>> begin RECORDS FOR PROCESSING

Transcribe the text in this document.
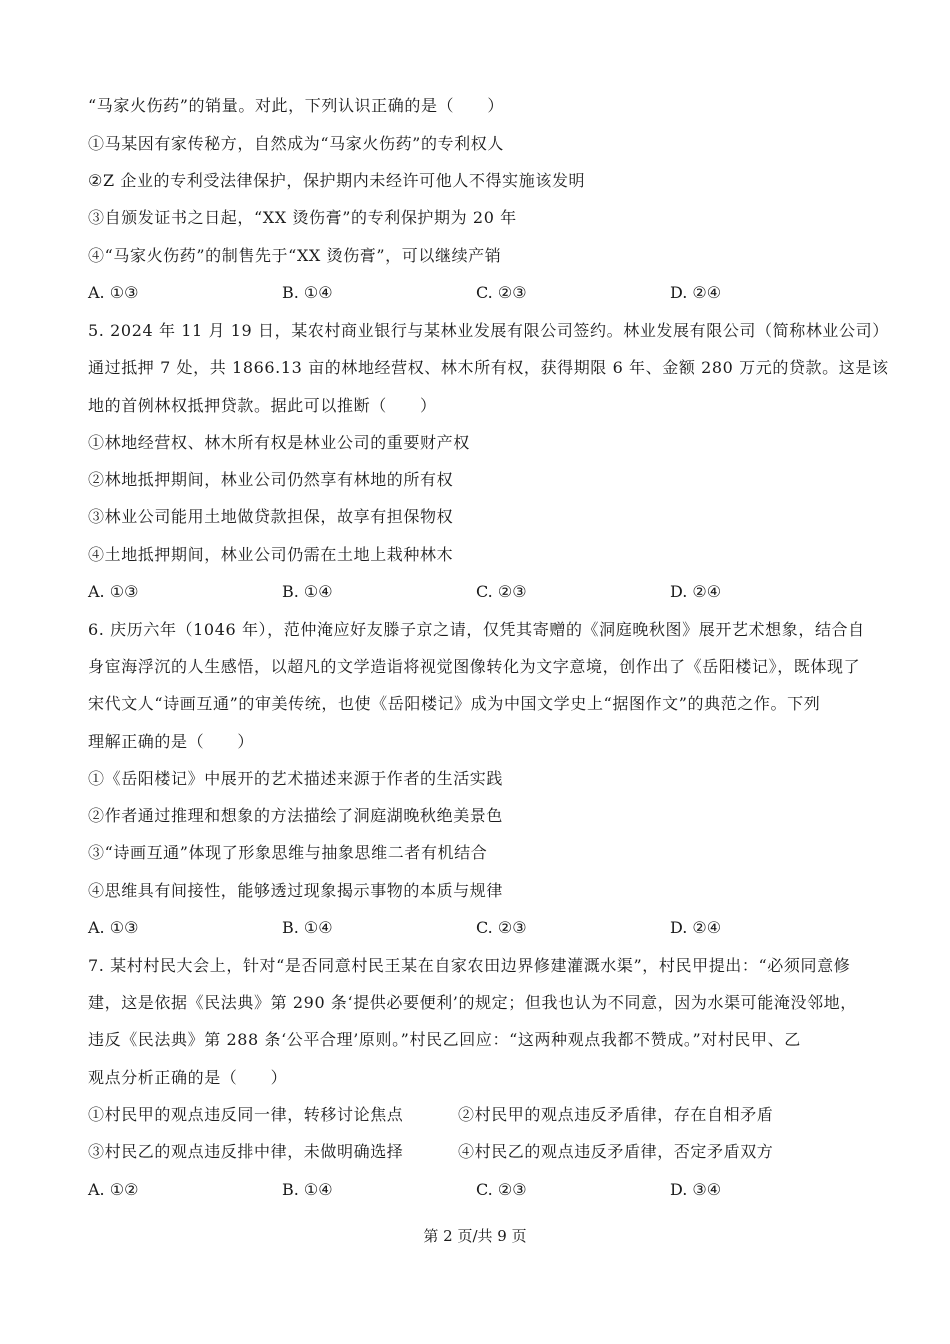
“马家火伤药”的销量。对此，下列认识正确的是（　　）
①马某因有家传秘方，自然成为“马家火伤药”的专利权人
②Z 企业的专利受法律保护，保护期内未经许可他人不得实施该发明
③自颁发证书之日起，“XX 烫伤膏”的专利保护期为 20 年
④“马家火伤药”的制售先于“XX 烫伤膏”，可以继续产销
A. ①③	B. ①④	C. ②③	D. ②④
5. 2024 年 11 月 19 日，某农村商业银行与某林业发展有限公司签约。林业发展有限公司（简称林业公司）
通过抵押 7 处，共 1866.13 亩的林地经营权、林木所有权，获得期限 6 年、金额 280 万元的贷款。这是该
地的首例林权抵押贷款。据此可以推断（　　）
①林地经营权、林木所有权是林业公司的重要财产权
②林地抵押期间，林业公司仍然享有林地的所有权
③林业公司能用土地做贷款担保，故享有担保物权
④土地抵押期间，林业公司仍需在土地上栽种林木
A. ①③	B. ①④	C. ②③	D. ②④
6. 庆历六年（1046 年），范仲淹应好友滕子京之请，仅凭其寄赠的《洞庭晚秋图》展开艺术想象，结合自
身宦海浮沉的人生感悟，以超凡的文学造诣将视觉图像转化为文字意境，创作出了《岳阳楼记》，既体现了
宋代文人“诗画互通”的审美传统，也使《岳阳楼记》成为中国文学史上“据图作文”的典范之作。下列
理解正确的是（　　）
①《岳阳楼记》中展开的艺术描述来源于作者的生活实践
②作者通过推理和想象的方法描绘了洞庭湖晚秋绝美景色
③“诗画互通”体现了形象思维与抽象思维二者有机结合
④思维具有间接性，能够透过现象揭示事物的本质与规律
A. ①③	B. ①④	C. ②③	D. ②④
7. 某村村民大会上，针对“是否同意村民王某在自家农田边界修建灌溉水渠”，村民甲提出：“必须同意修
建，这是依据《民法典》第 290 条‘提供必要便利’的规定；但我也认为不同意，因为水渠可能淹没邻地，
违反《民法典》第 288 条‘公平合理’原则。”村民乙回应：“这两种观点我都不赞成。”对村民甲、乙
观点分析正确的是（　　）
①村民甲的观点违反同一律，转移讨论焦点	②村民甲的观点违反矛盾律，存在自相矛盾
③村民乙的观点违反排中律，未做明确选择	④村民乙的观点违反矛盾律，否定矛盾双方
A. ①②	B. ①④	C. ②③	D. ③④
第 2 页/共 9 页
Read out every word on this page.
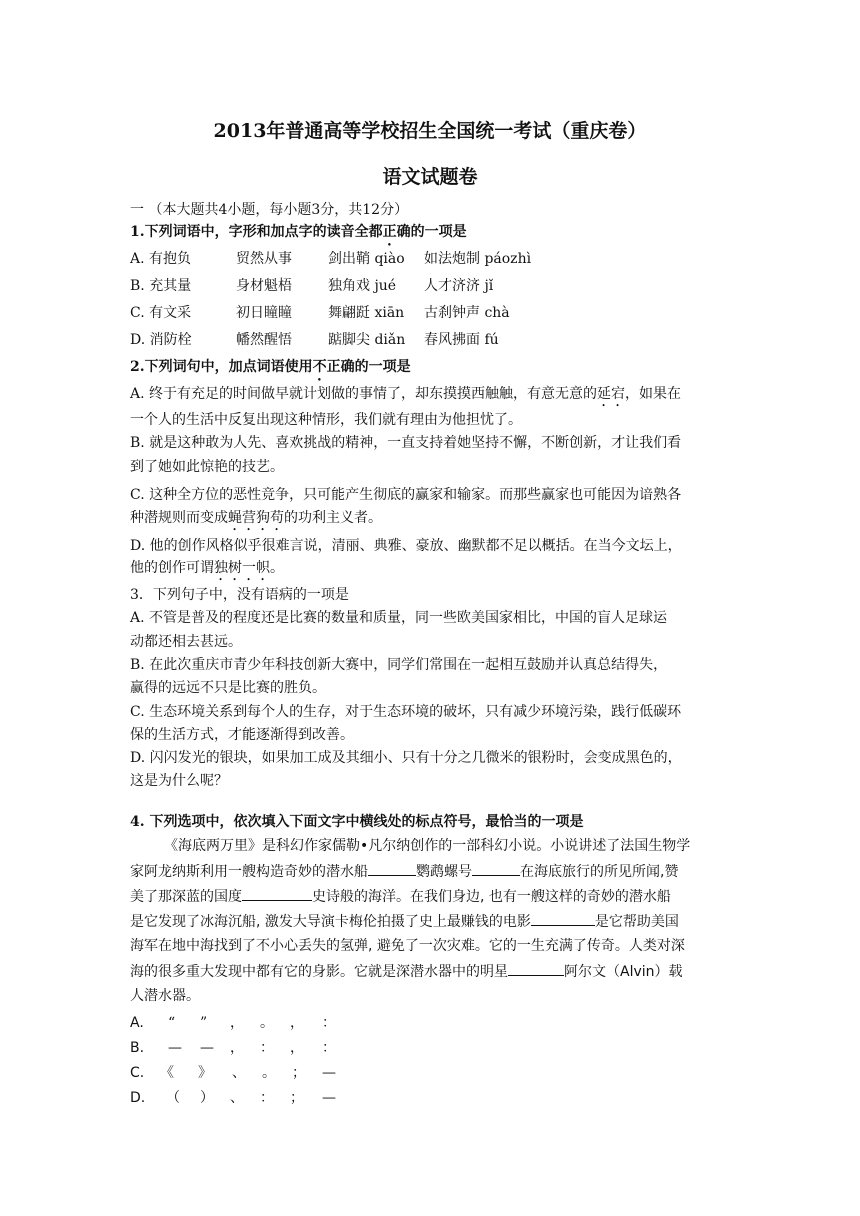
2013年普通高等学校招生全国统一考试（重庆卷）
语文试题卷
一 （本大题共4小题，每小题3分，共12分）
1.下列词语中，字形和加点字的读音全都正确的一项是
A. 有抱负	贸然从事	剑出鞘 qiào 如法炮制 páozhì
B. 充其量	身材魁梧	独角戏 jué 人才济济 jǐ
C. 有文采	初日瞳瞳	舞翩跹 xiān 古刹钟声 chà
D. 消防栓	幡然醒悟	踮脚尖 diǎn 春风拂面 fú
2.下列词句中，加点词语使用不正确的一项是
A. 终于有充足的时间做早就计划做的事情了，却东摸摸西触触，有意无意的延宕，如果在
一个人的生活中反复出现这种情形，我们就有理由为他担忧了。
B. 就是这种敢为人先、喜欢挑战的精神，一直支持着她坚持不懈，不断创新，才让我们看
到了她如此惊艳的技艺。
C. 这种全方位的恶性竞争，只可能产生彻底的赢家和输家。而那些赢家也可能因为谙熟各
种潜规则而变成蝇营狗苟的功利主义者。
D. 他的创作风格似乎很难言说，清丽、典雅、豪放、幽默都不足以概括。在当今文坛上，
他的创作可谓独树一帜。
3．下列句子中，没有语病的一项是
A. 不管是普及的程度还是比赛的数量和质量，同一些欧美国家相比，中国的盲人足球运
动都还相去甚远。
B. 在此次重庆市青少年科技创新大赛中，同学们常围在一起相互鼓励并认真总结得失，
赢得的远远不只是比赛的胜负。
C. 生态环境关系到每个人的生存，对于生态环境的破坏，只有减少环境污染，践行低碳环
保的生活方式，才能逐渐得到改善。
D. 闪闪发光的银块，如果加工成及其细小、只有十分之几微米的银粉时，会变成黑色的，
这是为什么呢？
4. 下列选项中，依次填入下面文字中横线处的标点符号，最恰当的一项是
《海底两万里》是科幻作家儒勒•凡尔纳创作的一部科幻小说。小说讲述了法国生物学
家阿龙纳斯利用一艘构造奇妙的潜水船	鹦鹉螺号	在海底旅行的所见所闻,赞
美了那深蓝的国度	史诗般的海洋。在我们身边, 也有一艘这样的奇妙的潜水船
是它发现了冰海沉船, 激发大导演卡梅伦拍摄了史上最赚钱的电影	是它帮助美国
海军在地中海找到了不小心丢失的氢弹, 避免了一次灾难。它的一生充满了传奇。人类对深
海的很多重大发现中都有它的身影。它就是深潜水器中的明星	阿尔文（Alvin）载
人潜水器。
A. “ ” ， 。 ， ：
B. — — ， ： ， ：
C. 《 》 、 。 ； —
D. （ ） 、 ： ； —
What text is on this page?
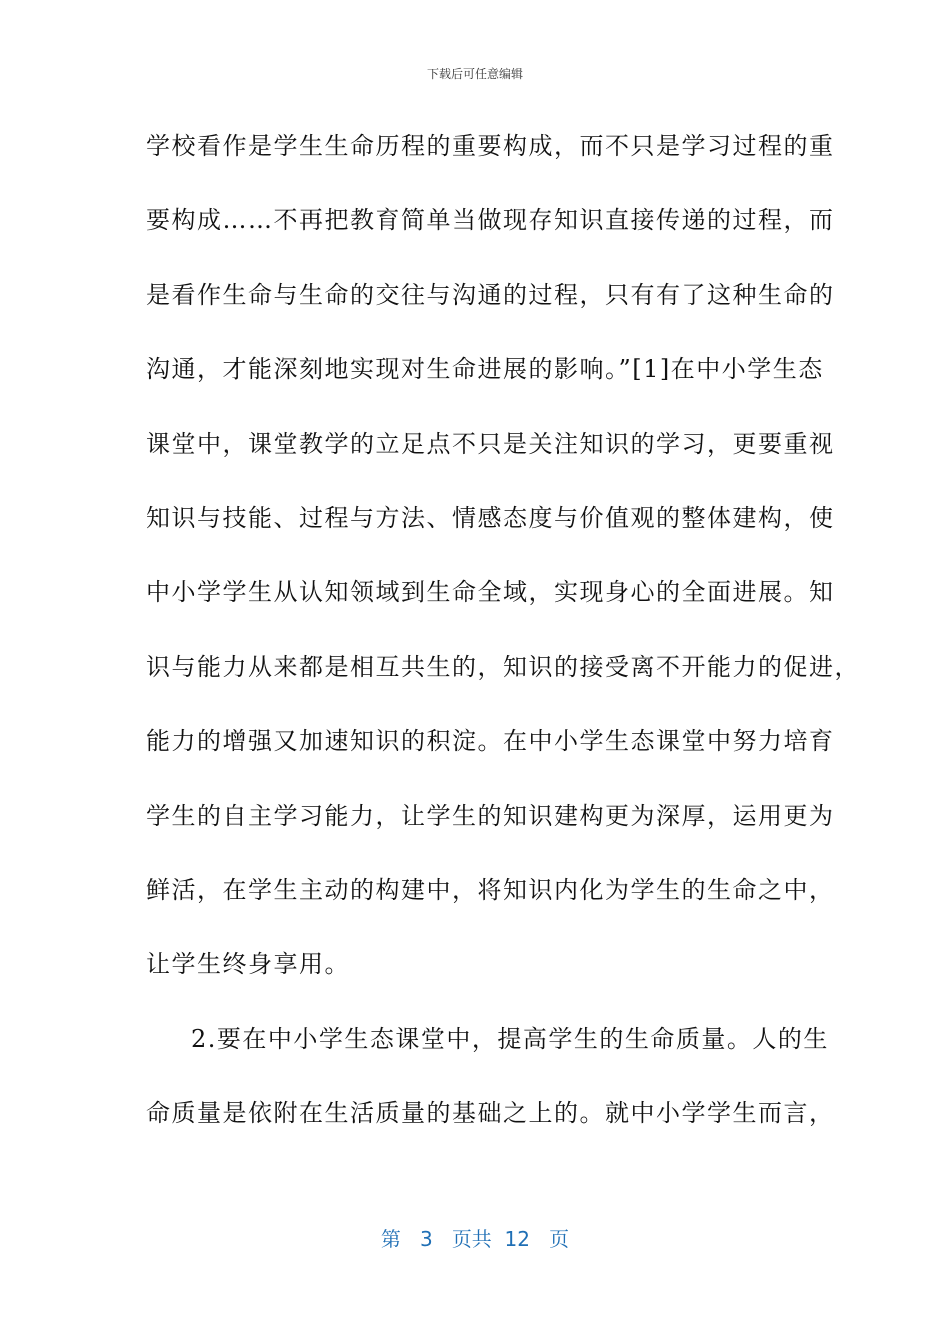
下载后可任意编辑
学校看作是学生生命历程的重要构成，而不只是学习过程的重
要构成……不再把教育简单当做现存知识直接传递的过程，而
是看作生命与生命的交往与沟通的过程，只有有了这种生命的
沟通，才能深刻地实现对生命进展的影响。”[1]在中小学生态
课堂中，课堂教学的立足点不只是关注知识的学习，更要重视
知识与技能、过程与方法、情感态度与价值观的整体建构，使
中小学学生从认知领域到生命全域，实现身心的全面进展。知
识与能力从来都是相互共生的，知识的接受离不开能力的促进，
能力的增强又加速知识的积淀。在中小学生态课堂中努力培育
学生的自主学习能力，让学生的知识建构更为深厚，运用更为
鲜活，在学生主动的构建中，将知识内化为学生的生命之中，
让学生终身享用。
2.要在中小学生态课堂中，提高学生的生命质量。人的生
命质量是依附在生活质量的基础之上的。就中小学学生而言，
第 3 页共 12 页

>> end RECORDS FOR PROCESSING

### WRITTEN PROBLEM
Select every line in the records above that contains the word "text".

### SOLUTION FOR THIS EXERCISE
Transcribe the text in this document.
What text is on this page?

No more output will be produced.